RECORD EXTRACTS:
____
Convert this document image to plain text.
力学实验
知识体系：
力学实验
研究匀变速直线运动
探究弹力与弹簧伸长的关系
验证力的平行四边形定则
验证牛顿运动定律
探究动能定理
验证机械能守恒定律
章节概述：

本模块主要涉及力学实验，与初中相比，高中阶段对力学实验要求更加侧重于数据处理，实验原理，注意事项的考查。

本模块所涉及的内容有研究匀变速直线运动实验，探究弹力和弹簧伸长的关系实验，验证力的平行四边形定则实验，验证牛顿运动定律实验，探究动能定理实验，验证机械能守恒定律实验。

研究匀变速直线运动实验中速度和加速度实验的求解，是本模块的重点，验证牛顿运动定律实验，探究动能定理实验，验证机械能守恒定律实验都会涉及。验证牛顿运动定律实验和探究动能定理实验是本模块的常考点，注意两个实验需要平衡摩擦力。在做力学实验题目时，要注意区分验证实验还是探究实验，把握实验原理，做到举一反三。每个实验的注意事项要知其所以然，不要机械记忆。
____
BRIEF:
Set out the complete listing exactly as shown.

ANSWER TO THE PROBLEM:
Convert this document image to plain text.
力学实验
知识体系：
力学实验
研究匀变速直线运动
探究弹力与弹簧伸长的关系
验证力的平行四边形定则
验证牛顿运动定律
探究动能定理
验证机械能守恒定律
章节概述：

本模块主要涉及力学实验，与初中相比，高中阶段对力学实验要求更加侧重于数据处理，实验原理，注意事项的考查。

本模块所涉及的内容有研究匀变速直线运动实验，探究弹力和弹簧伸长的关系实验，验证力的平行四边形定则实验，验证牛顿运动定律实验，探究动能定理实验，验证机械能守恒定律实验。

研究匀变速直线运动实验中速度和加速度实验的求解，是本模块的重点，验证牛顿运动定律实验，探究动能定理实验，验证机械能守恒定律实验都会涉及。验证牛顿运动定律实验和探究动能定理实验是本模块的常考点，注意两个实验需要平衡摩擦力。在做力学实验题目时，要注意区分验证实验还是探究实验，把握实验原理，做到举一反三。每个实验的注意事项要知其所以然，不要机械记忆。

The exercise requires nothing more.